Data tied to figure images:

+--

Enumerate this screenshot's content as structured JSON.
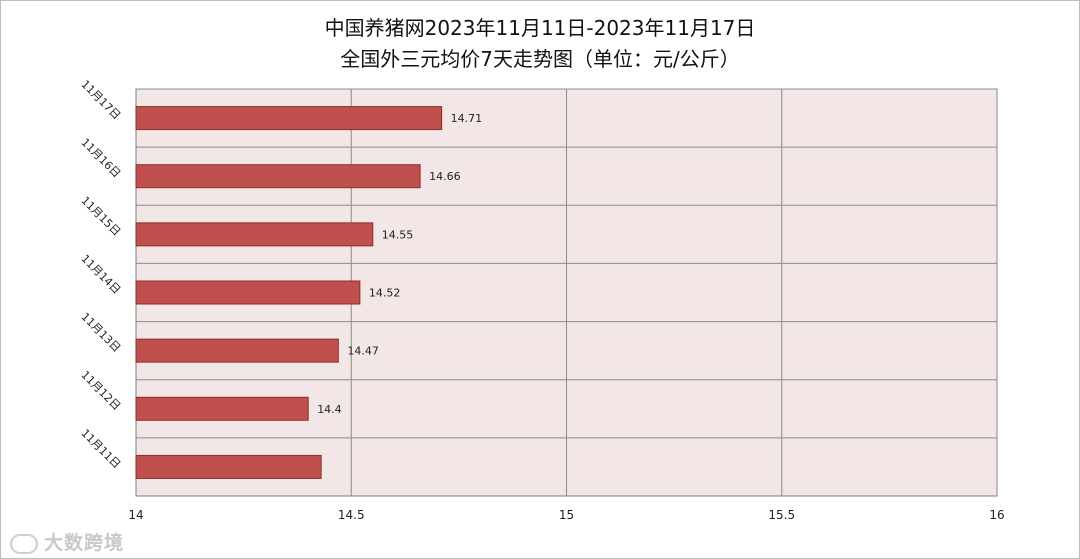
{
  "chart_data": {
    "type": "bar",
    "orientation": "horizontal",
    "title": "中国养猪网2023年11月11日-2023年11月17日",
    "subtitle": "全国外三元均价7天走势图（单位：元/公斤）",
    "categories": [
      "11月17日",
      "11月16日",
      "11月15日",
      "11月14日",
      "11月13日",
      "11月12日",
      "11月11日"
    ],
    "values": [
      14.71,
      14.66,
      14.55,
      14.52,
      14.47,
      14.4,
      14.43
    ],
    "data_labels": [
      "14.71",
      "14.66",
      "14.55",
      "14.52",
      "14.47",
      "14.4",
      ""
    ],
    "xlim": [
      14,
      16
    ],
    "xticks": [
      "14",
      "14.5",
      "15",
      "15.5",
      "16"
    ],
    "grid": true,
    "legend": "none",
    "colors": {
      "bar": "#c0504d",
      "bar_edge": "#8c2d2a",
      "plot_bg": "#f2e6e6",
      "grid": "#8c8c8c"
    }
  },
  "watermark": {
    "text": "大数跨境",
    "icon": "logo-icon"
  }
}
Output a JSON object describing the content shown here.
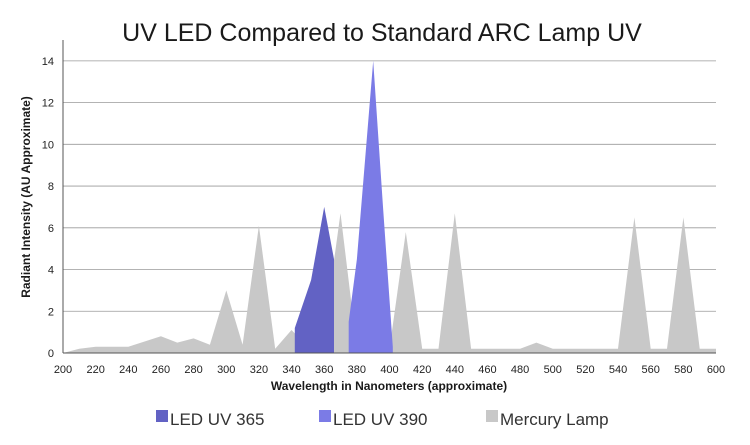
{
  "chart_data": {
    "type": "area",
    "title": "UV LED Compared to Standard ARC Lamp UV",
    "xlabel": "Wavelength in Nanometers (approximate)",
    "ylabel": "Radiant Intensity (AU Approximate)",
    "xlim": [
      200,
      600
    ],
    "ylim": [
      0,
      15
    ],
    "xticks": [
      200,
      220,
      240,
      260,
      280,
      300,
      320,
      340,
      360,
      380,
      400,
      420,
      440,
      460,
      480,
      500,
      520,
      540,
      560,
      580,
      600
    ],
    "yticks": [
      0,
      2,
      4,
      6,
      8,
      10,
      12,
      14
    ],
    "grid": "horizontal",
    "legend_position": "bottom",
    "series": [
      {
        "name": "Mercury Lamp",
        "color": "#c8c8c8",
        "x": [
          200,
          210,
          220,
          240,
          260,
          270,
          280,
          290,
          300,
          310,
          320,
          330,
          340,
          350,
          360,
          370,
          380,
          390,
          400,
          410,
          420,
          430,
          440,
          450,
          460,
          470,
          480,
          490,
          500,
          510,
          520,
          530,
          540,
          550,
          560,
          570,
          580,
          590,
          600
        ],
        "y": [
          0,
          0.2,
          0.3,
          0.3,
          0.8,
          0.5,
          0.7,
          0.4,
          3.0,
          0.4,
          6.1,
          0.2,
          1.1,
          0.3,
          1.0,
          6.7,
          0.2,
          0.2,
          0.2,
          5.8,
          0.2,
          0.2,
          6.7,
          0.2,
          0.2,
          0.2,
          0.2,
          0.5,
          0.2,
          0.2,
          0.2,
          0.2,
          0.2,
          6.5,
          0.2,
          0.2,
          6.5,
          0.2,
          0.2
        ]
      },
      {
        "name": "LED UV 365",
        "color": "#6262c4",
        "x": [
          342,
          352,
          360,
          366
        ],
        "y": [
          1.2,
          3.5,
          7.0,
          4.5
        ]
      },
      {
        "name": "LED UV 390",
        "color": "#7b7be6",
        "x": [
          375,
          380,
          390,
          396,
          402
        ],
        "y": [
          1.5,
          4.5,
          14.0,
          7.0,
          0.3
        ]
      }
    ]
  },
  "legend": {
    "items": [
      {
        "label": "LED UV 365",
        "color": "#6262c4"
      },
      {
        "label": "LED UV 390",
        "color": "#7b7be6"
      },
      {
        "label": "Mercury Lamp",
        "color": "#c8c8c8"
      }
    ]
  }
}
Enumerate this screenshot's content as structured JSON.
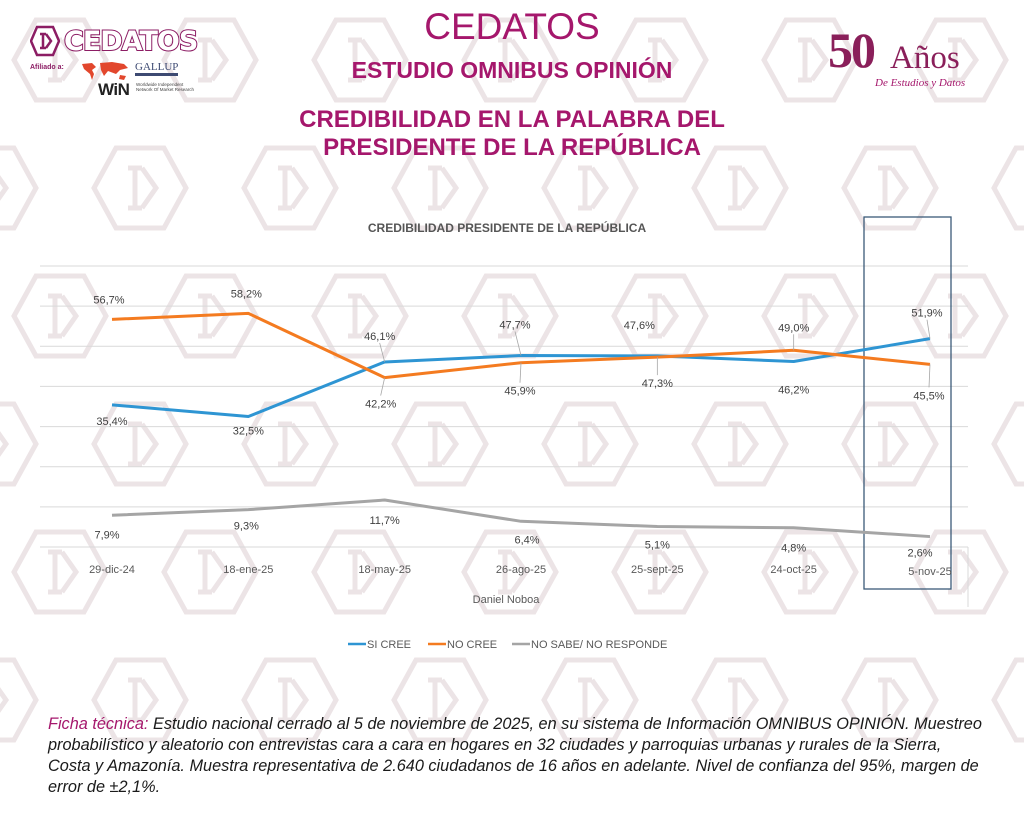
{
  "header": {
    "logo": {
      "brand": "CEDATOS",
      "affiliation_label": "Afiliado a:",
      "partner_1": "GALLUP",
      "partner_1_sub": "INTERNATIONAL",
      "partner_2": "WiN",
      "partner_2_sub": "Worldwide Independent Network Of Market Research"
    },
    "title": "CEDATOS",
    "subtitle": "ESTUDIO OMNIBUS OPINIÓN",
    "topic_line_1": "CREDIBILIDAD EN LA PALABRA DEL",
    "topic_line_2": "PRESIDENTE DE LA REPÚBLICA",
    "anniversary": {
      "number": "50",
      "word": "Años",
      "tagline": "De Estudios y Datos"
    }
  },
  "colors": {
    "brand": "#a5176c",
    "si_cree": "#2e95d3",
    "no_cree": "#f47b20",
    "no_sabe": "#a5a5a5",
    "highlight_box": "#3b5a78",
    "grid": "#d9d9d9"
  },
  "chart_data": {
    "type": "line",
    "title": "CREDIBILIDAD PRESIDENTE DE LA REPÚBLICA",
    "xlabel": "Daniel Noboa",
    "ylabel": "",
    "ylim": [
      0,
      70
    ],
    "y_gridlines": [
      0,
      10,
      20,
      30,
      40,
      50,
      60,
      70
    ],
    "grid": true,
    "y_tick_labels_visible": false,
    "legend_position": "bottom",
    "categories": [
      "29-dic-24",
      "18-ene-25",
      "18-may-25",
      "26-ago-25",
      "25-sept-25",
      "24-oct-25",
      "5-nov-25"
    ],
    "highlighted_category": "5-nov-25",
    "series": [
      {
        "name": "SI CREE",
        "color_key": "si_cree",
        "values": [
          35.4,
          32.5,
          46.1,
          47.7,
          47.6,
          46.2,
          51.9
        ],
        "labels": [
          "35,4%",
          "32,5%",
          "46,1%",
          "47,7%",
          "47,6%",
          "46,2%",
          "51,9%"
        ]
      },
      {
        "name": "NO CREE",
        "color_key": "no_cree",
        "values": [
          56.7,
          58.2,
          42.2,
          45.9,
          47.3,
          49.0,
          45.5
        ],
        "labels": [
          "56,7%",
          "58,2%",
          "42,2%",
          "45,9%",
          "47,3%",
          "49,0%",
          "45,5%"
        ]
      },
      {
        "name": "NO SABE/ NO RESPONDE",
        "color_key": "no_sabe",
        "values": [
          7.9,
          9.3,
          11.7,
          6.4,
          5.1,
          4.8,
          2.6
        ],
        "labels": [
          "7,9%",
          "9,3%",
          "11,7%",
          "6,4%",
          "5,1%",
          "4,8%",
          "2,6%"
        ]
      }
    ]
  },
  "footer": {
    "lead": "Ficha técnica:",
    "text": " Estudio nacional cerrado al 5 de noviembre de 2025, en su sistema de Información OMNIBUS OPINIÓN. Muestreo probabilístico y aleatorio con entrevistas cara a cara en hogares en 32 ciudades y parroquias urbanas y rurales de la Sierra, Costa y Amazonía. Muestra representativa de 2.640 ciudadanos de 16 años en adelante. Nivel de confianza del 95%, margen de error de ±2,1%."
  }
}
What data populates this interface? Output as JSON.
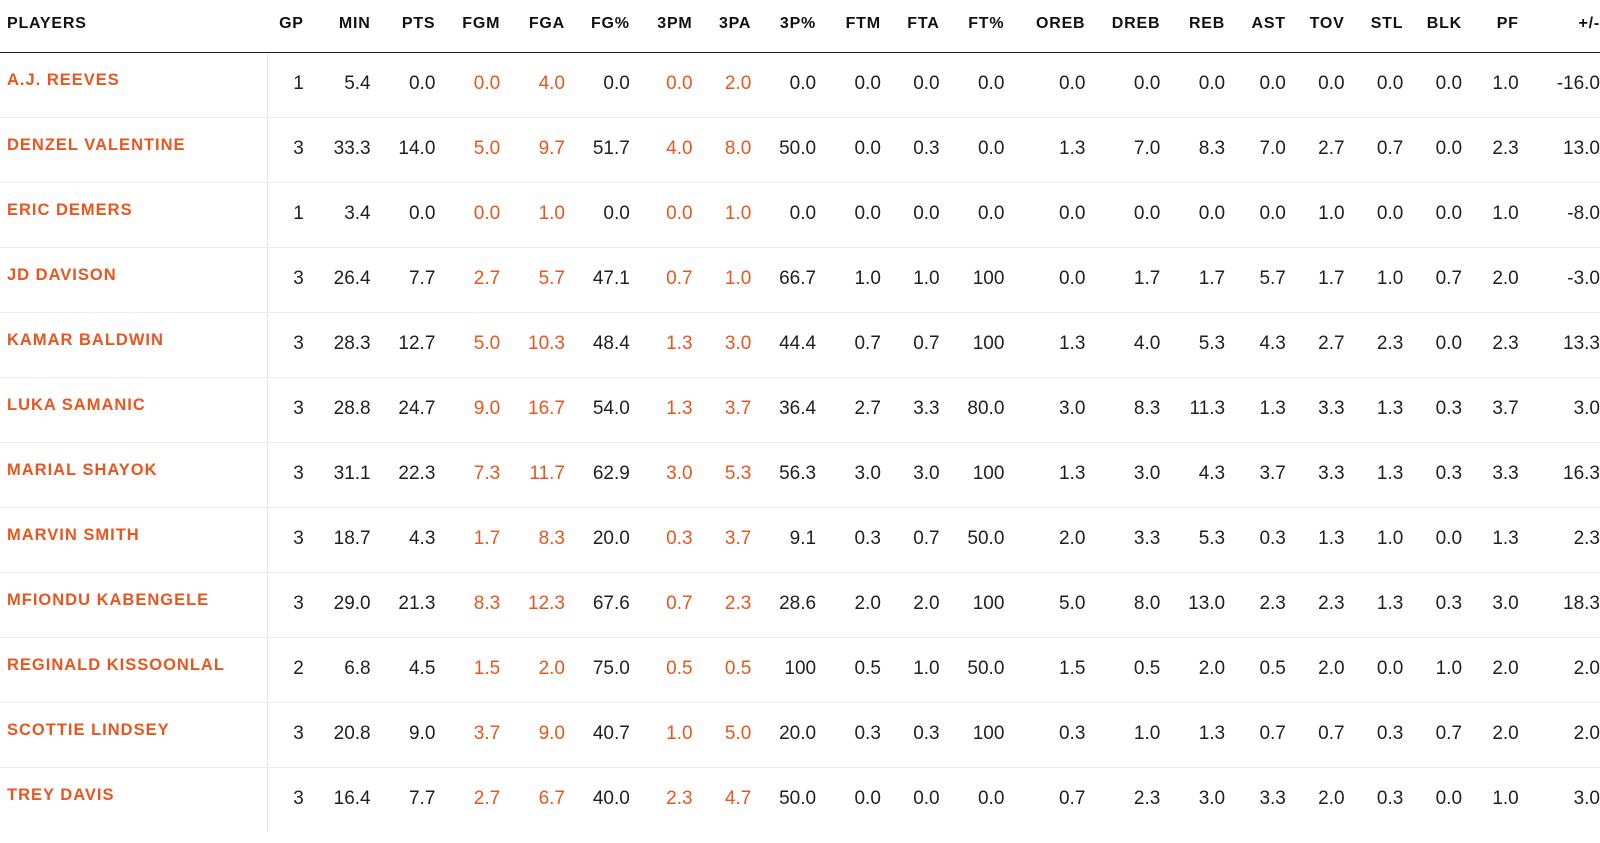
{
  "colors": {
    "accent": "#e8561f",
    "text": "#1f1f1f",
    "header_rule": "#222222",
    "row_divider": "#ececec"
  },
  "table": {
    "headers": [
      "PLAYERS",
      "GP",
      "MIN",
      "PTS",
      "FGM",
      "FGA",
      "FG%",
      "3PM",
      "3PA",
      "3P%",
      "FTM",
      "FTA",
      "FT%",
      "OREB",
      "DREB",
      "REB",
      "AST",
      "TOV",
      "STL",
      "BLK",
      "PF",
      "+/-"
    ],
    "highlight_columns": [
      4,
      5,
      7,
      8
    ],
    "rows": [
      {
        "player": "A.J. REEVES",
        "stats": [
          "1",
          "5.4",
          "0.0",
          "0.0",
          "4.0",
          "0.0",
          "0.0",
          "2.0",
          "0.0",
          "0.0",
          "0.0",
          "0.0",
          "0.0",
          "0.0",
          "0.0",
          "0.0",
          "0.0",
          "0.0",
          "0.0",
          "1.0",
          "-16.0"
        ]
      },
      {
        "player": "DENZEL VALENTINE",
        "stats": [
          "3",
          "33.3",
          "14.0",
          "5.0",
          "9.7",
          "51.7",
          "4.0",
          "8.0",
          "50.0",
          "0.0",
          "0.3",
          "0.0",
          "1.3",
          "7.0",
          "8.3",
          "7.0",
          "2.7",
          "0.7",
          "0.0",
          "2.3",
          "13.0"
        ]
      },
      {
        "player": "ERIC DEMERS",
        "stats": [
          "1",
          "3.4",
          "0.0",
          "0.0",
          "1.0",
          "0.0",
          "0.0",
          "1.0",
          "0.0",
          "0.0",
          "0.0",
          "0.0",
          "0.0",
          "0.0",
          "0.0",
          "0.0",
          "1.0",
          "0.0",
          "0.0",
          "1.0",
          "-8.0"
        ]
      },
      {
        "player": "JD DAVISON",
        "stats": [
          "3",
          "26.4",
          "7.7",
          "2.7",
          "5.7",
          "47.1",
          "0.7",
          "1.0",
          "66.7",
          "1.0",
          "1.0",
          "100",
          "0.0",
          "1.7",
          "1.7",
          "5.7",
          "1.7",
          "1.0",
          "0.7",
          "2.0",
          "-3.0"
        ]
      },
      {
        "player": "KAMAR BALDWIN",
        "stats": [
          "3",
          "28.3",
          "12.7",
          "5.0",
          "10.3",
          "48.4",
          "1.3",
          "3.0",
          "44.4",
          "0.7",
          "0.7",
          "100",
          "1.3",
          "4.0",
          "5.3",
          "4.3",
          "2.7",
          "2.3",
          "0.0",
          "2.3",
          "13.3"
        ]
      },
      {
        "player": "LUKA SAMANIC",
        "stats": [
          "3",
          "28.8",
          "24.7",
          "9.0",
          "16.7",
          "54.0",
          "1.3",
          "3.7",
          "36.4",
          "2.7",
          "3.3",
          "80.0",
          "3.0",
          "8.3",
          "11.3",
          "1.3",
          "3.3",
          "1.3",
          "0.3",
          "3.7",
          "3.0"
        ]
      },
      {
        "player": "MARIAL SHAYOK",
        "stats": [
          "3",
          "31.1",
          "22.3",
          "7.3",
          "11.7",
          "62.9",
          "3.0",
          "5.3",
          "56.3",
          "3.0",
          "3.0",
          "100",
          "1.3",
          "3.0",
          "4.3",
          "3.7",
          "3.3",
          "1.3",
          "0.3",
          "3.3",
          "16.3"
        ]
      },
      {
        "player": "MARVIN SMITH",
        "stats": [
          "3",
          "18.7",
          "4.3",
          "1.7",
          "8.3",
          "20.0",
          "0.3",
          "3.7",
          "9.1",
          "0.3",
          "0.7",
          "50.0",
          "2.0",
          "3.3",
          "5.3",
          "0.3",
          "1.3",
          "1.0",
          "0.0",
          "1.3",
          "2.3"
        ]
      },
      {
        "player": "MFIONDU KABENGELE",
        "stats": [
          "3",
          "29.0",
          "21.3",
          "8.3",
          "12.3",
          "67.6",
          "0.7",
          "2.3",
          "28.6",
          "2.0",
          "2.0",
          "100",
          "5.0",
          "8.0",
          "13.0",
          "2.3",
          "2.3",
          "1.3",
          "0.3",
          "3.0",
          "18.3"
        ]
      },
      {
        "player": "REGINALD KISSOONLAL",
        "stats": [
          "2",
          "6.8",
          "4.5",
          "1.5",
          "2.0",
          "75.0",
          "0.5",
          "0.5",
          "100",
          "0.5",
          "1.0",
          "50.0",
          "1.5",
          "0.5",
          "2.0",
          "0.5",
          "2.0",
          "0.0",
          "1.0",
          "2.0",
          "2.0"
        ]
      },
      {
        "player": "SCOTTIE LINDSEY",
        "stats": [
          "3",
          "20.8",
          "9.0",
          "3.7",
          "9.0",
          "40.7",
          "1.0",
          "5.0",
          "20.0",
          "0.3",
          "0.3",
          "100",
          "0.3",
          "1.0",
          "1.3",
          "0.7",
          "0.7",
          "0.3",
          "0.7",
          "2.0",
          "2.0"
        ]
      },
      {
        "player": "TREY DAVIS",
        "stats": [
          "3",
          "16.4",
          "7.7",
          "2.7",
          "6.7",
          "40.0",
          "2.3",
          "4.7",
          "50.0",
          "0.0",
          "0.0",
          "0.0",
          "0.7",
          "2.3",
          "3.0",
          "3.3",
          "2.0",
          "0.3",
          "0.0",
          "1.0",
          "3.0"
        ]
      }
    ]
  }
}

+--

▶ [WHAT THIS TASK INVOLVES]: Extract each line from the entries above that contains the string "horizontal".

▶ [EXERCISE RESPONSE]:
    "orientation": "horizontal",
    "grid": "horizontal",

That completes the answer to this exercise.